Start of TEXT EXCERPT
Physical rehabilitation can increase the likelihood of a successful recovery after injury.1,2 Restoration and maintenance of normal movement minimize the need for compensatory movement and the potential for injury elsewhere.3 Specific exercises can be used to maintain or increase ROM and muscle strength to ensure clinically normal joint mechanics.4 For example, the rehabilitation program for a dog with an elbow joint disorder may include stair and ramp exercises to increase ROM initially, but those exercises can also be used to increase strength and challenge the balance and proprioception of the affected limb.2
The use of steps or ramps in rehabilitation programs for dogs is well documented.4–6 Ascending steps or ramps (ascending exercises) increases the ROM for the shoulder, elbow, carpal, hip, stifle, and tarsal joints and strengthens the muscles used to propel the dog forward and upward.5,7 Ascending or descending steps or ramps is commonly recommended for rehabilitation programs for human patients, but to our knowledge, the application and efficacy of descending steps or ramps (descending exercises) in rehabilitation programs for dogs have not been investigated. More evidence is required to ensure informed practice to support the effects and use of steps and ramps in veterinary rehabilitation programs.8
Understanding the biomechanical effects of descending exercises in healthy dogs is necessary to promote evidence-based practice through the establishment of baseline ROM for various joints and is vital for veterinarians and physiotherapists to ensure that the exercises prescribed as part of rehabilitation programs are accurate and facilitate patient recovery. In dogs, the kinematics of the TL have been described during ascending exercises,5 and the kinematics of the PL have been described during both ascending7 and descending6 exercises. Descending exercises increase the ROM of the limbs and challenge balance and proprioception,4,9 which makes them useful for the treatment of various conditions at various stages of rehabilitation to promote and restore clinically normal function.10 It is believed that, in dogs, the TL is mainly responsible for braking momentum on a downhill slope.5 The kinetic load increases in the TLs of horses trotting on downhill slopes, which supports the theory that the TL is responsible for braking momentum during descending excercises5,11; however, that theory has yet to be investigated in dogs. Therefore, the purpose of the study reported here was to compare the ROM of the joints of the TL of healthy dogs during descent of stairs and a ramp with those during a trot across a flat surface (control), exercises that are routinely recommended for HEPs.
End of TEXT EXCERPT
Start of THE DATA
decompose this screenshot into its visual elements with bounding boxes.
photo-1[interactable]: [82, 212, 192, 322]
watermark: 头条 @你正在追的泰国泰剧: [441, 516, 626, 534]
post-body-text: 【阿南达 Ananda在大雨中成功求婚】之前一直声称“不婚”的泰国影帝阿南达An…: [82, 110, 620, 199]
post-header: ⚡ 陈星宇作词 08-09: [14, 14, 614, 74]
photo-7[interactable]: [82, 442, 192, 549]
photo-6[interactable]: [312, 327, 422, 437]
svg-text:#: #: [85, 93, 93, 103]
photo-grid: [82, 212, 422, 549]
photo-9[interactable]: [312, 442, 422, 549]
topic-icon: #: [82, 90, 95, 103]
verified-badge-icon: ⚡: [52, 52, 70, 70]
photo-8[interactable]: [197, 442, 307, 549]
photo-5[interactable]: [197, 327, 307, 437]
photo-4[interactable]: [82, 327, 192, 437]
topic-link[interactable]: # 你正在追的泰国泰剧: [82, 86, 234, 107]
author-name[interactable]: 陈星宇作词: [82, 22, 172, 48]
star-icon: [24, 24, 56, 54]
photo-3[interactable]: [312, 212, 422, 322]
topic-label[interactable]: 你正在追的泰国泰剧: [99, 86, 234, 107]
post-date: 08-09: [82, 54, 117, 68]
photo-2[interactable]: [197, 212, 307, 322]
End of THE DATA
*TASKS*:
- 1) Translate this sentence from the passage on stair and ramp exercises in canine rehabilitation into Spanish: "Ascending or descending steps or ramps is commonly recommended for rehabilitation programs for human patients, but to our knowledge, the application and efficacy of descending steps or ramps (descending exercises) in rehabilitation programs for dogs have not been investigated."
- 2) Write a continuation of the passage on stair and ramp exercises in canine rehabilitation, beginning right after its final sentence.

*RESPONSES FOR EACH TASK*:
- 1) Subir o bajar escalones o rampas se recomienda habitualmente en los programas de rehabilitación para pacientes humanos, pero, hasta donde sabemos, no se han investigado la aplicación ni la eficacia de bajar escalones o rampas (ejercicios de descenso) en los programas de rehabilitación para perros.

- 2)
This manuscript represents part of a thesis submitted by Nadia L. Kopec to Hartpury College as partial fulfillment of the requirements for a Master of Science degree.
No third-party funding or support was received in connection with this study or the writing or publication of the manuscript. The authors declare that there were no conflicts of interest.
Center of mass
Home exercise program
Range of movement
HX-WA3 camcorder, Panasonic, Kadoma, Osaka, Japan.
ProSuite Software 8, Dartfish, Fribourg, Switzerland.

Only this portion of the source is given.